◆ **Records excerpted from a collection**:
"""
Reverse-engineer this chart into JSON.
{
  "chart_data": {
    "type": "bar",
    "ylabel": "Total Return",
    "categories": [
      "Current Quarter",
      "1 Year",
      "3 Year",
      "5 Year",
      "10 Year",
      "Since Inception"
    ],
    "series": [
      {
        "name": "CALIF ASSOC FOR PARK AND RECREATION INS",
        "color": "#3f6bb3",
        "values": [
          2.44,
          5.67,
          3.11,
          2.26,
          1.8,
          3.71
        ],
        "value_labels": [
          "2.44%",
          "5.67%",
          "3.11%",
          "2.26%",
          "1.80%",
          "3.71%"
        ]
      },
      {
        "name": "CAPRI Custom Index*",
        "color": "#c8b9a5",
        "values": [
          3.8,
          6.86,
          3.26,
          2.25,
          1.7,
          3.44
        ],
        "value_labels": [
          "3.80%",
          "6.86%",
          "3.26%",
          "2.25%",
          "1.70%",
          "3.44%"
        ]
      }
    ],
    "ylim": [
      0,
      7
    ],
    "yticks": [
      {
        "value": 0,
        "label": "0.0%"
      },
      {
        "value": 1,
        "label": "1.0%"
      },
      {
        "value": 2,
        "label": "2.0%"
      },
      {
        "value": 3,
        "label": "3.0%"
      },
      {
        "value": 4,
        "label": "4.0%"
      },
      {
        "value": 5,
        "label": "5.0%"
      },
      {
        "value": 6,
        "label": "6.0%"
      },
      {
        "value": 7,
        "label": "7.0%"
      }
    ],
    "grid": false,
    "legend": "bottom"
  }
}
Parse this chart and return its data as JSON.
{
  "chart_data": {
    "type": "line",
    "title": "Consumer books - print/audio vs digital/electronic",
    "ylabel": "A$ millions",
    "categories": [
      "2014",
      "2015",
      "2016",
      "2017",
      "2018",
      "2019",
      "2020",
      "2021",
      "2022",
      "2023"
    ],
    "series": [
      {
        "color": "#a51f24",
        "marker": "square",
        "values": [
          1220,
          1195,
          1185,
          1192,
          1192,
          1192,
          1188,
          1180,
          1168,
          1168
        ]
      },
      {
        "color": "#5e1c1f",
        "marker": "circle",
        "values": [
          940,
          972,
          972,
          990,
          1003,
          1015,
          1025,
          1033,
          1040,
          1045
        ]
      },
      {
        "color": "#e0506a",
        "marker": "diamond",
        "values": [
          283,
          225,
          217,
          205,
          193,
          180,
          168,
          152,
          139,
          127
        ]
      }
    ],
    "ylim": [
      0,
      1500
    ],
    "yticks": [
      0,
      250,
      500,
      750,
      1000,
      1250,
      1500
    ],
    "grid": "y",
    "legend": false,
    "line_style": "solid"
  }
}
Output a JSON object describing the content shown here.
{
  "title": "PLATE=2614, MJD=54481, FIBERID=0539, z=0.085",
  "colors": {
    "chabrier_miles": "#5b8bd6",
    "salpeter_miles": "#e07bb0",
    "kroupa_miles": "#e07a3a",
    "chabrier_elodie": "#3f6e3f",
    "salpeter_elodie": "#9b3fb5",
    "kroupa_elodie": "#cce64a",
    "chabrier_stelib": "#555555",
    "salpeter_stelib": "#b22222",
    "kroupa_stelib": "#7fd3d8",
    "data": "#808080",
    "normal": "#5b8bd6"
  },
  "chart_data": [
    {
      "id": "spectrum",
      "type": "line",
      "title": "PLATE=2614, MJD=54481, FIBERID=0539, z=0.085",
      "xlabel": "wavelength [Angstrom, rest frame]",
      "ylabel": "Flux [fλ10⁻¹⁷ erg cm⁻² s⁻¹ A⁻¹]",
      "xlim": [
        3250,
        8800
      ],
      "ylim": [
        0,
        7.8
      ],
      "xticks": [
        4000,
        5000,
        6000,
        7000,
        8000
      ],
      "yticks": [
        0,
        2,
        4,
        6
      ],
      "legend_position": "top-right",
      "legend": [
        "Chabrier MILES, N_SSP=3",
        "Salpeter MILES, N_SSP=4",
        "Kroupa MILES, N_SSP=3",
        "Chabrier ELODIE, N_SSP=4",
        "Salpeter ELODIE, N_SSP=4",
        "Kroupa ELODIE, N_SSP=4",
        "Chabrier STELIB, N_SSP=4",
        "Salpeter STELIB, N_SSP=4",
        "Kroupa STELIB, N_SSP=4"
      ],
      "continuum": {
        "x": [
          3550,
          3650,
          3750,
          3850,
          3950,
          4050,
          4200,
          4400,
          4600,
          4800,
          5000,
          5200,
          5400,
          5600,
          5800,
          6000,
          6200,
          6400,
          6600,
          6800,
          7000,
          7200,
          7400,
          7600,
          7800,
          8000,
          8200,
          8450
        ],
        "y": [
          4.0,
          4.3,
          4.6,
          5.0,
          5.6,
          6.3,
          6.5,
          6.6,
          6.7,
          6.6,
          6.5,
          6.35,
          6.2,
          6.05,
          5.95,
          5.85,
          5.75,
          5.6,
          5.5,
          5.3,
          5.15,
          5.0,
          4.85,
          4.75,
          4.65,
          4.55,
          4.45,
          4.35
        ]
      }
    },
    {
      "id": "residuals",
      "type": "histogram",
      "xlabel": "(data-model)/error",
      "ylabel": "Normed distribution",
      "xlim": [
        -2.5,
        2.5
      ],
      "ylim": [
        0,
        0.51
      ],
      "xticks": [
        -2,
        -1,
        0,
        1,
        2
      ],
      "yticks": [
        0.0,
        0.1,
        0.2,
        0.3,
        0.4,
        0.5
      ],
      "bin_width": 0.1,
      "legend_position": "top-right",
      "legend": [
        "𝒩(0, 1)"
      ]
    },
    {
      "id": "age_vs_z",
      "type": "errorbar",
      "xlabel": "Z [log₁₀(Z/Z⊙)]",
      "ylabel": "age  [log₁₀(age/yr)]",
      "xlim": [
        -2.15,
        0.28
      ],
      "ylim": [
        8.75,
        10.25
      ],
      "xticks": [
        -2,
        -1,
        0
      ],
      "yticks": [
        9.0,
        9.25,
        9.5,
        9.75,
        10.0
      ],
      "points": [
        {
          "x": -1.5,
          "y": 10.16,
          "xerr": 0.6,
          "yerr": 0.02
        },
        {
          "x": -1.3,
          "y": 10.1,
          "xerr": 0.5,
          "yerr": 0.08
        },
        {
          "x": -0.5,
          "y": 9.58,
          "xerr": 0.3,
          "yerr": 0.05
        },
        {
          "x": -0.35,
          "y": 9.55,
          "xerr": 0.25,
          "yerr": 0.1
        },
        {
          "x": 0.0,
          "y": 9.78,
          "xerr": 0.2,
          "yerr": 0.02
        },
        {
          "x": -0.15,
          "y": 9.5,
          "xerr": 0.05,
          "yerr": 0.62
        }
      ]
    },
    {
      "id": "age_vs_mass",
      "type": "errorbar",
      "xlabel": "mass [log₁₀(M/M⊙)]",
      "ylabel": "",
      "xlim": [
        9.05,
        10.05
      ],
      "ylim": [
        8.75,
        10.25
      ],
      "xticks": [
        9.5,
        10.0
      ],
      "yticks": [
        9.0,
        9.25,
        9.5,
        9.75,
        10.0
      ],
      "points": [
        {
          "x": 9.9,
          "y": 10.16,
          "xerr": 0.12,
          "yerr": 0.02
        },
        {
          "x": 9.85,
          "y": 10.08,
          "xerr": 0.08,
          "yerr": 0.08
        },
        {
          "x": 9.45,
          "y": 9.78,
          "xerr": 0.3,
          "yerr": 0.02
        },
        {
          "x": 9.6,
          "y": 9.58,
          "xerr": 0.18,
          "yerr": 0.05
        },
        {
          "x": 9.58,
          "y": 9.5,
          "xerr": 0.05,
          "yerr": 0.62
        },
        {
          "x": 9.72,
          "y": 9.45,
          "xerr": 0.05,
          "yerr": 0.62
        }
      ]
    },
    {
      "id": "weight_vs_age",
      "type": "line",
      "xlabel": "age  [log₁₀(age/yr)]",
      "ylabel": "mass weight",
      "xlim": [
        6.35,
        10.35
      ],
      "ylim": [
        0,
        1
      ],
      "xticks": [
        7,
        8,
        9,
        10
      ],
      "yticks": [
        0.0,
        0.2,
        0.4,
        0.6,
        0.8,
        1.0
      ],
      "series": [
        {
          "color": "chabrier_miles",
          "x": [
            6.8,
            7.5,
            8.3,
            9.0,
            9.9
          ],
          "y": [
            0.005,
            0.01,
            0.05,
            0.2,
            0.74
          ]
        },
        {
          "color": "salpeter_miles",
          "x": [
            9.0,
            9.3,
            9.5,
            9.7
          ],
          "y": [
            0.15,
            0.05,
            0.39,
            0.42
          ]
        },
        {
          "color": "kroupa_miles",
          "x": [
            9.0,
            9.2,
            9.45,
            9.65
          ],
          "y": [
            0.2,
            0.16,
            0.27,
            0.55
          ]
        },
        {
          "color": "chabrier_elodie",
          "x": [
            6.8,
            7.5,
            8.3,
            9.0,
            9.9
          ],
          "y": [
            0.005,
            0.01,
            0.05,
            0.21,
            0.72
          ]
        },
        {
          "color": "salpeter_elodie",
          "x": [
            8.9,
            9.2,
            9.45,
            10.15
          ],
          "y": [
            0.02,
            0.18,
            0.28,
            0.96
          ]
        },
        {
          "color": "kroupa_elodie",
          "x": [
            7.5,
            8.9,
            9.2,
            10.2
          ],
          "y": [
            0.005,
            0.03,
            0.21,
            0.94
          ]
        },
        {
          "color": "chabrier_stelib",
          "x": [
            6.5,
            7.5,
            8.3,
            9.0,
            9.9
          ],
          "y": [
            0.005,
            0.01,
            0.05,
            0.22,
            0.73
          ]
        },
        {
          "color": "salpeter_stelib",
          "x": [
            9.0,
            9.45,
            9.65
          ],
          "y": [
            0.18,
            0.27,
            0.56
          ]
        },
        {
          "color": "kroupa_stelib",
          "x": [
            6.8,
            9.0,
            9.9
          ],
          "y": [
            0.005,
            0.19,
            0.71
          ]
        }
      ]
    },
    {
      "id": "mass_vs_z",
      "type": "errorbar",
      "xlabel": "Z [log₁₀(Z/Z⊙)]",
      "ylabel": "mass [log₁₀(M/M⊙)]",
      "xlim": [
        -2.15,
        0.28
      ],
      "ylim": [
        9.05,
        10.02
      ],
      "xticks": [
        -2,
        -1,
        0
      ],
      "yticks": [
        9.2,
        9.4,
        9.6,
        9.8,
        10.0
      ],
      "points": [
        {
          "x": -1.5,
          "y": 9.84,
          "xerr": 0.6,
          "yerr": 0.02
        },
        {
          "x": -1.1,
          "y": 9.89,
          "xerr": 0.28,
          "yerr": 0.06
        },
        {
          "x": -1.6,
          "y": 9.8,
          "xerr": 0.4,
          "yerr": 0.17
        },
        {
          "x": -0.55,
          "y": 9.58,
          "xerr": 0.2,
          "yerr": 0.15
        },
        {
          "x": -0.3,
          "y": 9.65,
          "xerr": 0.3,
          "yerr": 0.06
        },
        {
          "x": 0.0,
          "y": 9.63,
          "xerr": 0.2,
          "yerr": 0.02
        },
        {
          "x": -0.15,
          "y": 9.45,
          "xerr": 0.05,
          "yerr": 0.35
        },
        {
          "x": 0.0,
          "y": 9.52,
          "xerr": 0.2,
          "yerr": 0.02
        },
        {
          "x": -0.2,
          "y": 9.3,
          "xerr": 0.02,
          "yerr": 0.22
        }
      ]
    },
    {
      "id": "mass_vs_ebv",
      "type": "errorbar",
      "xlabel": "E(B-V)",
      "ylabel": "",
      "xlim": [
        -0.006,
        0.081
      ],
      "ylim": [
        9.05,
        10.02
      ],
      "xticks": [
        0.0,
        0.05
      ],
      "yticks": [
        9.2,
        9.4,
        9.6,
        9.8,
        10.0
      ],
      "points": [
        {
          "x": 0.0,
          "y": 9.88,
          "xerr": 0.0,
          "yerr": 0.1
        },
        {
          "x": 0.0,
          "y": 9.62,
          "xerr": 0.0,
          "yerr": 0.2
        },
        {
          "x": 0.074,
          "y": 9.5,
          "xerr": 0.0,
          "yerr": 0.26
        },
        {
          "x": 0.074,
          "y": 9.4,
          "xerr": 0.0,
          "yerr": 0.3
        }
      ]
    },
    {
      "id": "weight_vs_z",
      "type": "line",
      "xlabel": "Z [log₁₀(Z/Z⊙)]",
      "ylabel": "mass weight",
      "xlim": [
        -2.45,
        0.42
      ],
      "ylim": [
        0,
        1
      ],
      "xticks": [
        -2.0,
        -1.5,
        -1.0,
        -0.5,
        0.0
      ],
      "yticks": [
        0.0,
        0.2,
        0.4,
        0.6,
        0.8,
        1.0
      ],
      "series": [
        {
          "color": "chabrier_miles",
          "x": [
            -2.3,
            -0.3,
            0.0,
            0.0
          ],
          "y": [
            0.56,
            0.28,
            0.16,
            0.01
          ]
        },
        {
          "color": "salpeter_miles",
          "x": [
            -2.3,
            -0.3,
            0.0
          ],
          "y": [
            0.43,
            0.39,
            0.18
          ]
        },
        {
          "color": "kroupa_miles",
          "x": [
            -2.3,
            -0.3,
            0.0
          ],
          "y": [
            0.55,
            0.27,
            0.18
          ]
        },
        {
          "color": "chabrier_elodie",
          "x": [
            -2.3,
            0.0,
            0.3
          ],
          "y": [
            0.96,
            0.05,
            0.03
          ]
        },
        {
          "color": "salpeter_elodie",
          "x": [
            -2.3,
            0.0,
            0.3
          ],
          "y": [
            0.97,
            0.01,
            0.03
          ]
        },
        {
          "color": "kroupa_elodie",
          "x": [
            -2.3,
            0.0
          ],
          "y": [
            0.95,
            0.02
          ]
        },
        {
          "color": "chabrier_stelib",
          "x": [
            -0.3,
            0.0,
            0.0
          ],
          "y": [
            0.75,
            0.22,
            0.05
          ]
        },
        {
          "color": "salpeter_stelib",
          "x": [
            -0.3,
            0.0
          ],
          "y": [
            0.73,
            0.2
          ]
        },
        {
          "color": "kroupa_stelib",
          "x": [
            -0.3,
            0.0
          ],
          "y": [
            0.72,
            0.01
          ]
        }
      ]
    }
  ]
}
"""
◆ **Instructions for the task**:
Filter for "name". Return all lines that hold it.

◆ **Task output**:
        "name": "CALIF ASSOC FOR PARK AND RECREATION INS",
        "name": "CAPRI Custom Index*",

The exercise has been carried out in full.